** start Records shown **

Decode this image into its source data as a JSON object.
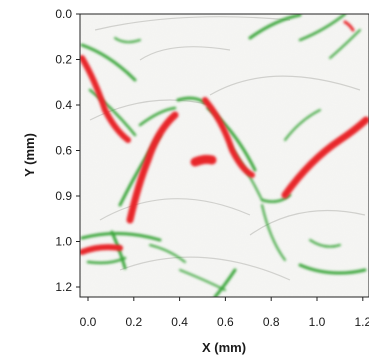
{
  "chart_data": {
    "type": "heatmap",
    "title": "",
    "xlabel": "X (mm)",
    "ylabel": "Y (mm)",
    "x_ticks": [
      "0.0",
      "0.2",
      "0.4",
      "0.6",
      "0.8",
      "1.0",
      "1.2"
    ],
    "y_ticks": [
      "0.0",
      "0.2",
      "0.4",
      "0.6",
      "0.9",
      "1.0",
      "1.2"
    ],
    "x_range": [
      0.0,
      1.25
    ],
    "y_range": [
      0.0,
      1.25
    ],
    "y_inverted": true,
    "grid": false,
    "colors": {
      "positive": "#e8262a",
      "negative": "#3aa63a",
      "background": "#f6f6f4",
      "frame": "#222222"
    },
    "series": [
      {
        "name": "",
        "color": "#e8262a",
        "kind": "strong-ridges"
      },
      {
        "name": "",
        "color": "#3aa63a",
        "kind": "edge-features"
      }
    ]
  }
}
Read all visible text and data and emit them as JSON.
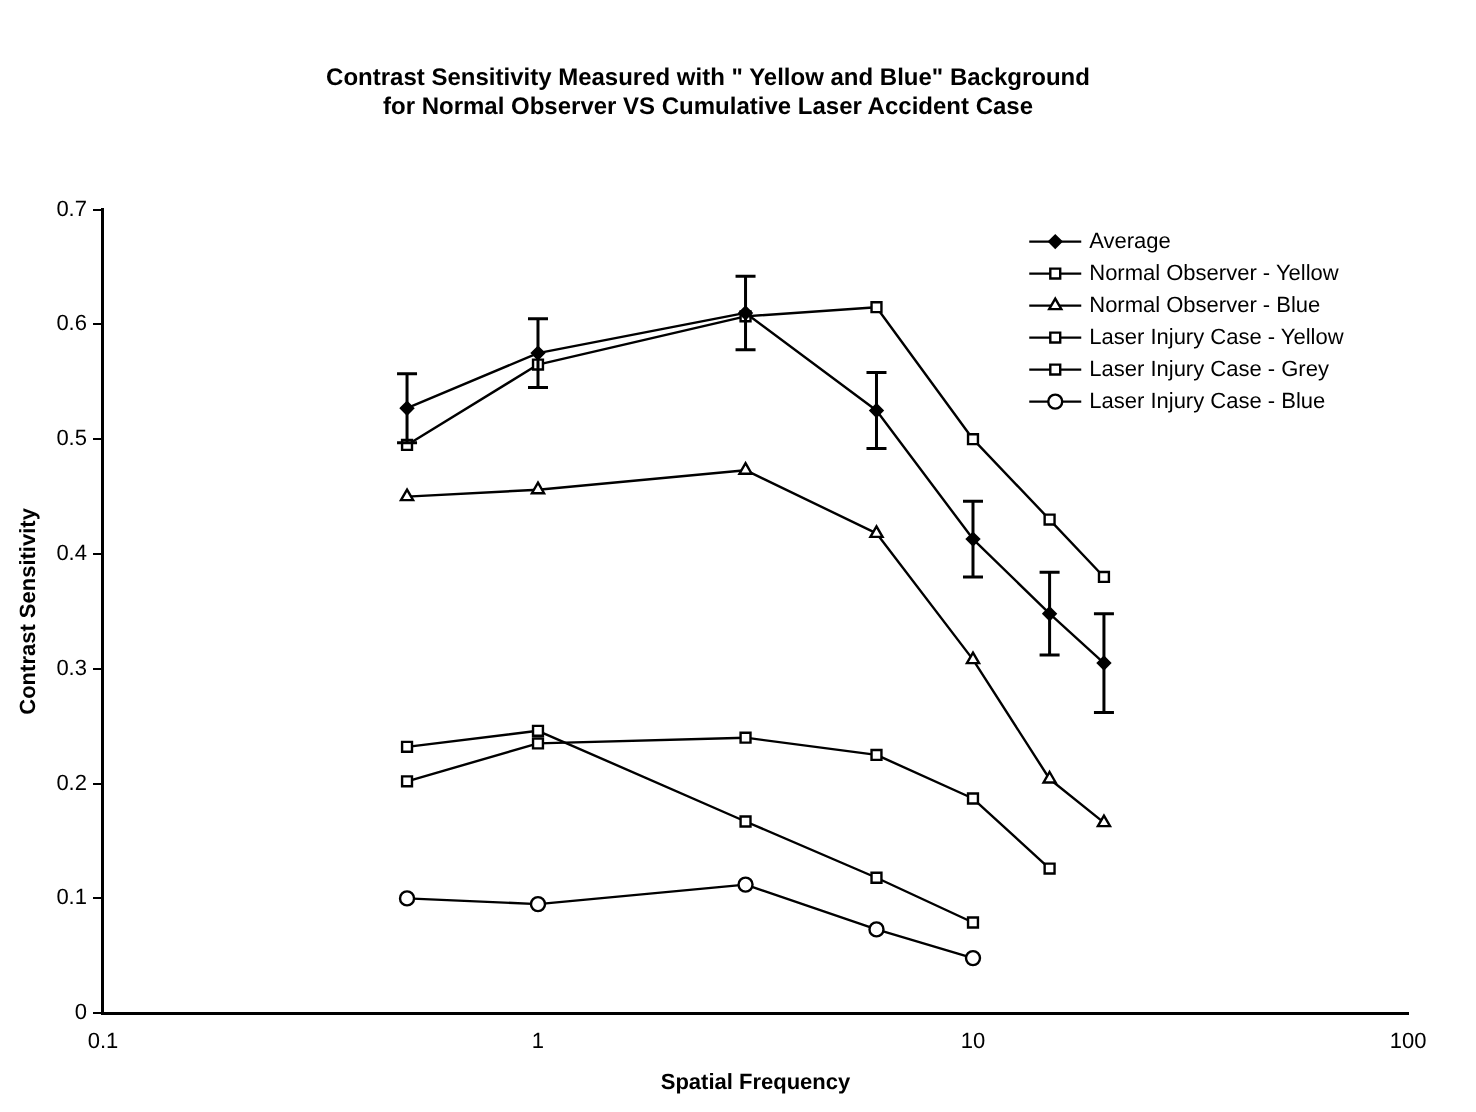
{
  "chart_data": {
    "type": "line",
    "title": "Contrast Sensitivity Measured with \" Yellow and Blue\" Background\nfor Normal Observer VS Cumulative Laser Accident Case",
    "xlabel": "Spatial Frequency",
    "ylabel": "Contrast Sensitivity",
    "log": "x",
    "xlim": [
      0.1,
      100
    ],
    "xticks": [
      0.1,
      1,
      10,
      100
    ],
    "ylim": [
      0,
      0.7
    ],
    "yticks": [
      0,
      0.1,
      0.2,
      0.3,
      0.4,
      0.5,
      0.6,
      0.7
    ],
    "grid": false,
    "legend": "top right",
    "line_style": "solid",
    "series": [
      {
        "name": "Average",
        "color": "#000000",
        "marker": "diamond",
        "x": [
          0.5,
          1,
          3,
          6,
          10,
          15,
          20
        ],
        "values": [
          0.527,
          0.575,
          0.61,
          0.525,
          0.413,
          0.348,
          0.305
        ],
        "errors": [
          0.03,
          0.03,
          0.032,
          0.033,
          0.033,
          0.036,
          0.043
        ]
      },
      {
        "name": "Normal Observer - Yellow",
        "color": "#000000",
        "marker": "square",
        "x": [
          0.5,
          1,
          3,
          6,
          10,
          15,
          20
        ],
        "values": [
          0.495,
          0.565,
          0.607,
          0.615,
          0.5,
          0.43,
          0.38
        ]
      },
      {
        "name": "Normal Observer - Blue",
        "color": "#000000",
        "marker": "triangle",
        "x": [
          0.5,
          1,
          3,
          6,
          10,
          15,
          20
        ],
        "values": [
          0.45,
          0.456,
          0.473,
          0.418,
          0.308,
          0.204,
          0.166
        ]
      },
      {
        "name": "Laser Injury Case - Yellow",
        "color": "#000000",
        "marker": "square",
        "x": [
          0.5,
          1,
          3,
          6,
          10
        ],
        "values": [
          0.232,
          0.246,
          0.167,
          0.118,
          0.079
        ]
      },
      {
        "name": "Laser Injury Case - Grey",
        "color": "#000000",
        "marker": "square",
        "x": [
          0.5,
          1,
          3,
          6,
          10,
          15
        ],
        "values": [
          0.202,
          0.235,
          0.24,
          0.225,
          0.187,
          0.126
        ]
      },
      {
        "name": "Laser Injury Case - Blue",
        "color": "#000000",
        "marker": "circle",
        "x": [
          0.5,
          1,
          3,
          6,
          10
        ],
        "values": [
          0.1,
          0.095,
          0.112,
          0.073,
          0.048
        ]
      }
    ]
  }
}
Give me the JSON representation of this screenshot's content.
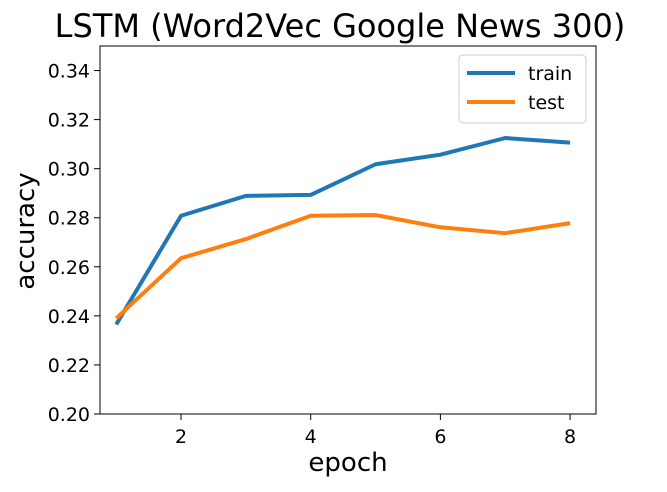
{
  "chart_data": {
    "type": "line",
    "title": "LSTM (Word2Vec Google News 300)",
    "xlabel": "epoch",
    "ylabel": "accuracy",
    "x": [
      1,
      2,
      3,
      4,
      5,
      6,
      7,
      8
    ],
    "xlim": [
      0.75,
      8.4
    ],
    "ylim": [
      0.2,
      0.35
    ],
    "xticks": [
      2,
      4,
      6,
      8
    ],
    "xtick_labels": [
      "2",
      "4",
      "6",
      "8"
    ],
    "yticks": [
      0.2,
      0.22,
      0.24,
      0.26,
      0.28,
      0.3,
      0.32,
      0.34
    ],
    "ytick_labels": [
      "0.20",
      "0.22",
      "0.24",
      "0.26",
      "0.28",
      "0.30",
      "0.32",
      "0.34"
    ],
    "grid": false,
    "legend_position": "top-right",
    "series": [
      {
        "name": "train",
        "color": "#1f77b4",
        "values": [
          0.2365,
          0.2808,
          0.2889,
          0.2893,
          0.3018,
          0.3057,
          0.3125,
          0.3106
        ]
      },
      {
        "name": "test",
        "color": "#ff7f0e",
        "values": [
          0.239,
          0.2635,
          0.2713,
          0.2808,
          0.2811,
          0.2761,
          0.2737,
          0.2778
        ]
      }
    ]
  }
}
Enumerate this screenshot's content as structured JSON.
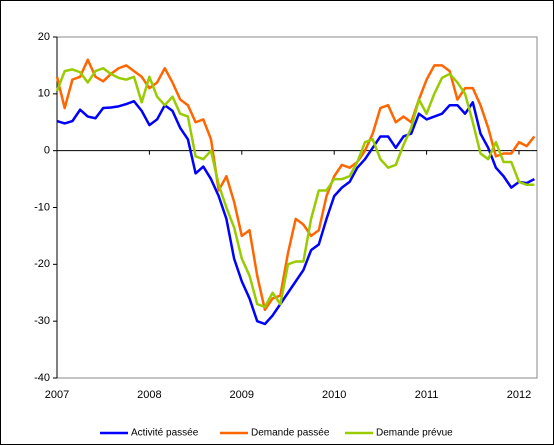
{
  "chart_data": {
    "type": "line",
    "categories": [
      "2007",
      null,
      null,
      null,
      null,
      null,
      null,
      null,
      null,
      null,
      null,
      null,
      "2008",
      null,
      null,
      null,
      null,
      null,
      null,
      null,
      null,
      null,
      null,
      null,
      "2009",
      null,
      null,
      null,
      null,
      null,
      null,
      null,
      null,
      null,
      null,
      null,
      "2010",
      null,
      null,
      null,
      null,
      null,
      null,
      null,
      null,
      null,
      null,
      null,
      "2011",
      null,
      null,
      null,
      null,
      null,
      null,
      null,
      null,
      null,
      null,
      null,
      "2012",
      null,
      null
    ],
    "series": [
      {
        "name": "Activité passée",
        "color": "#0000ff",
        "values": [
          5.2,
          4.8,
          5.2,
          7.2,
          6,
          5.7,
          7.5,
          7.6,
          7.8,
          8.2,
          8.7,
          7,
          4.5,
          5.5,
          8,
          7,
          4,
          2,
          -4,
          -2.8,
          -5,
          -8,
          -12,
          -19,
          -23,
          -26,
          -30,
          -30.5,
          -29,
          -27,
          -25,
          -23,
          -21,
          -17.5,
          -16.5,
          -12,
          -8,
          -6.5,
          -5.5,
          -3,
          -1.5,
          0.5,
          2.5,
          2.5,
          0.5,
          2.5,
          3,
          6.5,
          5.5,
          6,
          6.5,
          8,
          8,
          6.5,
          8.5,
          3,
          0.5,
          -3,
          -4.5,
          -6.5,
          -5.5,
          -5.7,
          -5
        ]
      },
      {
        "name": "Demande passée",
        "color": "#ff6600",
        "values": [
          13,
          7.5,
          12.5,
          13,
          16,
          13,
          12.2,
          13.5,
          14.5,
          15,
          14,
          13,
          11,
          12,
          14.5,
          12,
          9,
          8,
          5,
          5.5,
          2,
          -7,
          -4.5,
          -9,
          -15,
          -14,
          -22,
          -28,
          -26,
          -25.5,
          -18,
          -12,
          -13,
          -15,
          -14,
          -8,
          -4.5,
          -2.5,
          -3,
          -2,
          0,
          3,
          7.5,
          8,
          5,
          6,
          5,
          9,
          12.5,
          15,
          15,
          14,
          9,
          11,
          11,
          8,
          4,
          -1,
          -0.5,
          -0.5,
          1.5,
          0.8,
          2.5
        ]
      },
      {
        "name": "Demande prévue",
        "color": "#99cc00",
        "values": [
          10.5,
          14,
          14.3,
          13.8,
          12,
          14,
          14.5,
          13.5,
          12.8,
          12.5,
          13,
          8.5,
          13,
          9.5,
          8,
          9.5,
          6.5,
          6,
          -1,
          -1.5,
          0,
          -6,
          -10,
          -13.5,
          -19,
          -22,
          -27,
          -27.5,
          -25,
          -27,
          -20,
          -19.5,
          -19.5,
          -12,
          -7,
          -7,
          -5,
          -5,
          -4.5,
          -2,
          1.5,
          2,
          -1.5,
          -3,
          -2.5,
          1,
          4,
          9,
          6.5,
          10,
          12.8,
          13.5,
          12,
          10,
          5,
          -0.5,
          -1.5,
          1.5,
          -2,
          -2,
          -5.5,
          -6,
          -6
        ]
      }
    ],
    "ylim": [
      -40,
      20
    ],
    "yticks": [
      -40,
      -30,
      -20,
      -10,
      0,
      10,
      20
    ],
    "legend": "bottom"
  }
}
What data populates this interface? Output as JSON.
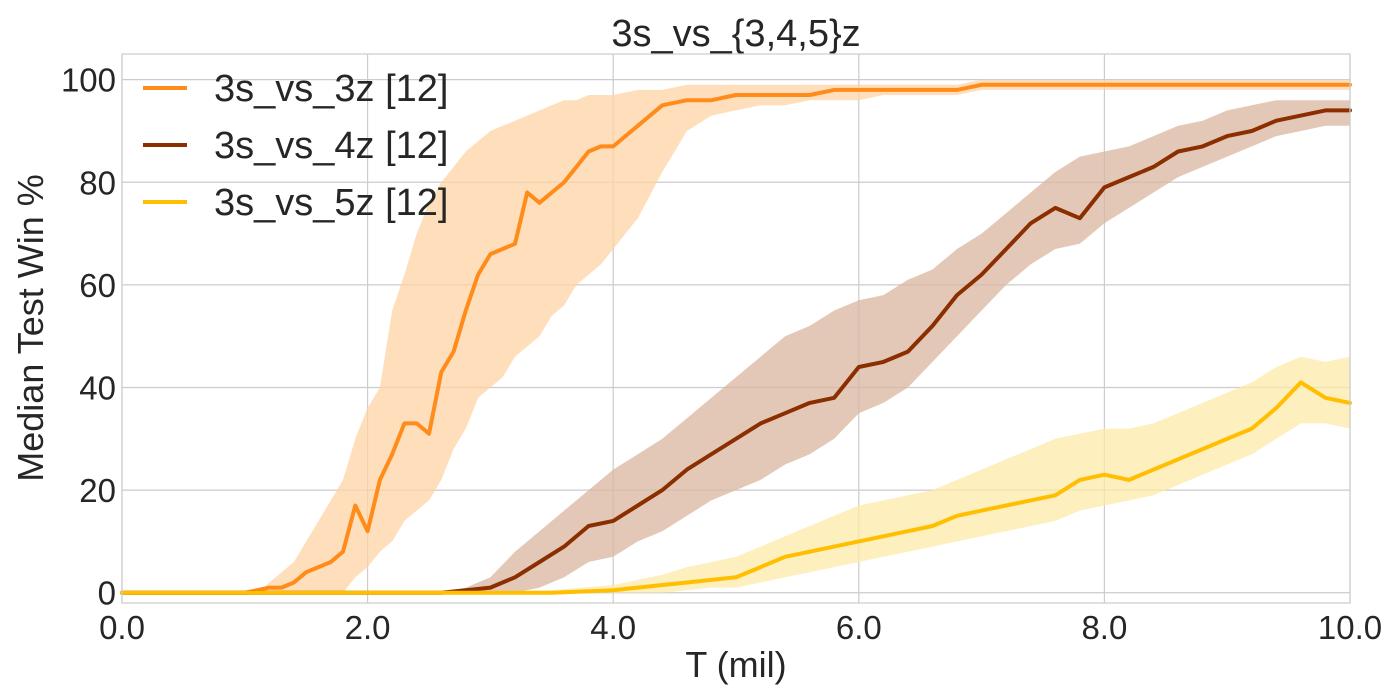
{
  "chart_data": {
    "type": "line",
    "title": "3s_vs_{3,4,5}z",
    "xlabel": "T (mil)",
    "ylabel": "Median Test Win %",
    "xlim": [
      0,
      10
    ],
    "ylim": [
      -2,
      105
    ],
    "xticks": [
      0,
      2,
      4,
      6,
      8,
      10
    ],
    "xtick_labels": [
      "0.0",
      "2.0",
      "4.0",
      "6.0",
      "8.0",
      "10.0"
    ],
    "yticks": [
      0,
      20,
      40,
      60,
      80,
      100
    ],
    "ytick_labels": [
      "0",
      "20",
      "40",
      "60",
      "80",
      "100"
    ],
    "grid": true,
    "legend_position": "top-left",
    "series": [
      {
        "name": "3s_vs_3z [12]",
        "color": "#ff8c1a",
        "band_color": "#ffd3a6",
        "x": [
          0,
          0.5,
          1.0,
          1.1,
          1.2,
          1.3,
          1.4,
          1.5,
          1.6,
          1.7,
          1.8,
          1.9,
          2.0,
          2.1,
          2.2,
          2.3,
          2.4,
          2.5,
          2.6,
          2.7,
          2.8,
          2.9,
          3.0,
          3.1,
          3.2,
          3.3,
          3.4,
          3.5,
          3.6,
          3.7,
          3.8,
          3.9,
          4.0,
          4.2,
          4.4,
          4.6,
          4.8,
          5.0,
          5.2,
          5.4,
          5.6,
          5.8,
          6.0,
          6.2,
          6.4,
          6.6,
          6.8,
          7.0,
          7.5,
          8.0,
          8.5,
          9.0,
          9.5,
          10.0
        ],
        "y": [
          0,
          0,
          0,
          0.5,
          1,
          1,
          2,
          4,
          5,
          6,
          8,
          17,
          12,
          22,
          27,
          33,
          33,
          31,
          43,
          47,
          55,
          62,
          66,
          67,
          68,
          78,
          76,
          78,
          80,
          83,
          86,
          87,
          87,
          91,
          95,
          96,
          96,
          97,
          97,
          97,
          97,
          98,
          98,
          98,
          98,
          98,
          98,
          99,
          99,
          99,
          99,
          99,
          99,
          99
        ],
        "lower": [
          0,
          0,
          0,
          0,
          0,
          0,
          0,
          0,
          0,
          0,
          0,
          3,
          5,
          8,
          10,
          14,
          16,
          18,
          22,
          28,
          32,
          38,
          40,
          42,
          46,
          48,
          50,
          54,
          56,
          60,
          62,
          64,
          67,
          73,
          82,
          90,
          93,
          94,
          95,
          95,
          96,
          96,
          96,
          97,
          97,
          97,
          97,
          98,
          98,
          98,
          98,
          98,
          98,
          98
        ],
        "upper": [
          0,
          0,
          0,
          0,
          2,
          4,
          6,
          10,
          14,
          18,
          22,
          30,
          36,
          40,
          55,
          62,
          70,
          76,
          80,
          83,
          86,
          88,
          90,
          91,
          92,
          93,
          94,
          95,
          96,
          96,
          97,
          97,
          97,
          98,
          98,
          99,
          99,
          99,
          99,
          99,
          99,
          99,
          99,
          99,
          99,
          99,
          99,
          100,
          100,
          100,
          100,
          100,
          100,
          100
        ]
      },
      {
        "name": "3s_vs_4z [12]",
        "color": "#8b2e00",
        "band_color": "#d9b5a0",
        "x": [
          0,
          1.0,
          2.0,
          2.6,
          2.8,
          3.0,
          3.2,
          3.4,
          3.6,
          3.8,
          4.0,
          4.2,
          4.4,
          4.6,
          4.8,
          5.0,
          5.2,
          5.4,
          5.6,
          5.8,
          6.0,
          6.2,
          6.4,
          6.6,
          6.8,
          7.0,
          7.2,
          7.4,
          7.6,
          7.8,
          8.0,
          8.2,
          8.4,
          8.6,
          8.8,
          9.0,
          9.2,
          9.4,
          9.6,
          9.8,
          10.0
        ],
        "y": [
          0,
          0,
          0,
          0,
          0.5,
          1,
          3,
          6,
          9,
          13,
          14,
          17,
          20,
          24,
          27,
          30,
          33,
          35,
          37,
          38,
          44,
          45,
          47,
          52,
          58,
          62,
          67,
          72,
          75,
          73,
          79,
          81,
          83,
          86,
          87,
          89,
          90,
          92,
          93,
          94,
          94
        ],
        "lower": [
          0,
          0,
          0,
          0,
          0,
          0,
          0,
          1,
          3,
          6,
          7,
          10,
          12,
          15,
          18,
          20,
          22,
          25,
          27,
          30,
          35,
          37,
          40,
          45,
          50,
          55,
          60,
          64,
          67,
          68,
          72,
          75,
          78,
          81,
          83,
          85,
          87,
          89,
          90,
          91,
          91
        ],
        "upper": [
          0,
          0,
          0,
          0,
          1,
          3,
          8,
          12,
          16,
          20,
          24,
          27,
          30,
          34,
          38,
          42,
          46,
          50,
          52,
          55,
          57,
          58,
          61,
          63,
          67,
          70,
          74,
          78,
          82,
          85,
          86,
          87,
          89,
          91,
          92,
          94,
          95,
          96,
          96,
          96,
          96
        ]
      },
      {
        "name": "3s_vs_5z [12]",
        "color": "#ffbf00",
        "band_color": "#fde9a8",
        "x": [
          0,
          1.0,
          2.0,
          3.0,
          3.5,
          4.0,
          4.2,
          4.4,
          4.6,
          4.8,
          5.0,
          5.2,
          5.4,
          5.6,
          5.8,
          6.0,
          6.2,
          6.4,
          6.6,
          6.8,
          7.0,
          7.2,
          7.4,
          7.6,
          7.8,
          8.0,
          8.2,
          8.4,
          8.6,
          8.8,
          9.0,
          9.2,
          9.4,
          9.6,
          9.8,
          10.0
        ],
        "y": [
          0,
          0,
          0,
          0,
          0,
          0.5,
          1,
          1.5,
          2,
          2.5,
          3,
          5,
          7,
          8,
          9,
          10,
          11,
          12,
          13,
          15,
          16,
          17,
          18,
          19,
          22,
          23,
          22,
          24,
          26,
          28,
          30,
          32,
          36,
          41,
          38,
          37
        ],
        "lower": [
          0,
          0,
          0,
          0,
          0,
          0,
          0,
          0,
          0.5,
          1,
          1,
          2,
          3,
          4,
          5,
          6,
          7,
          8,
          9,
          10,
          11,
          12,
          13,
          14,
          16,
          17,
          18,
          19,
          21,
          23,
          25,
          27,
          30,
          33,
          33,
          32
        ],
        "upper": [
          0,
          0,
          0,
          0,
          0.5,
          1.5,
          2.5,
          3.5,
          5,
          6,
          7,
          9,
          11,
          13,
          15,
          17,
          18,
          19,
          20,
          22,
          24,
          26,
          28,
          30,
          31,
          32,
          32,
          33,
          35,
          37,
          39,
          41,
          44,
          46,
          45,
          46
        ]
      }
    ]
  }
}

** end Records shown **

### Work required
State the number of lines in these entries that include the string "Case". Provide nothing beyond that number.

### Response for this exercise
4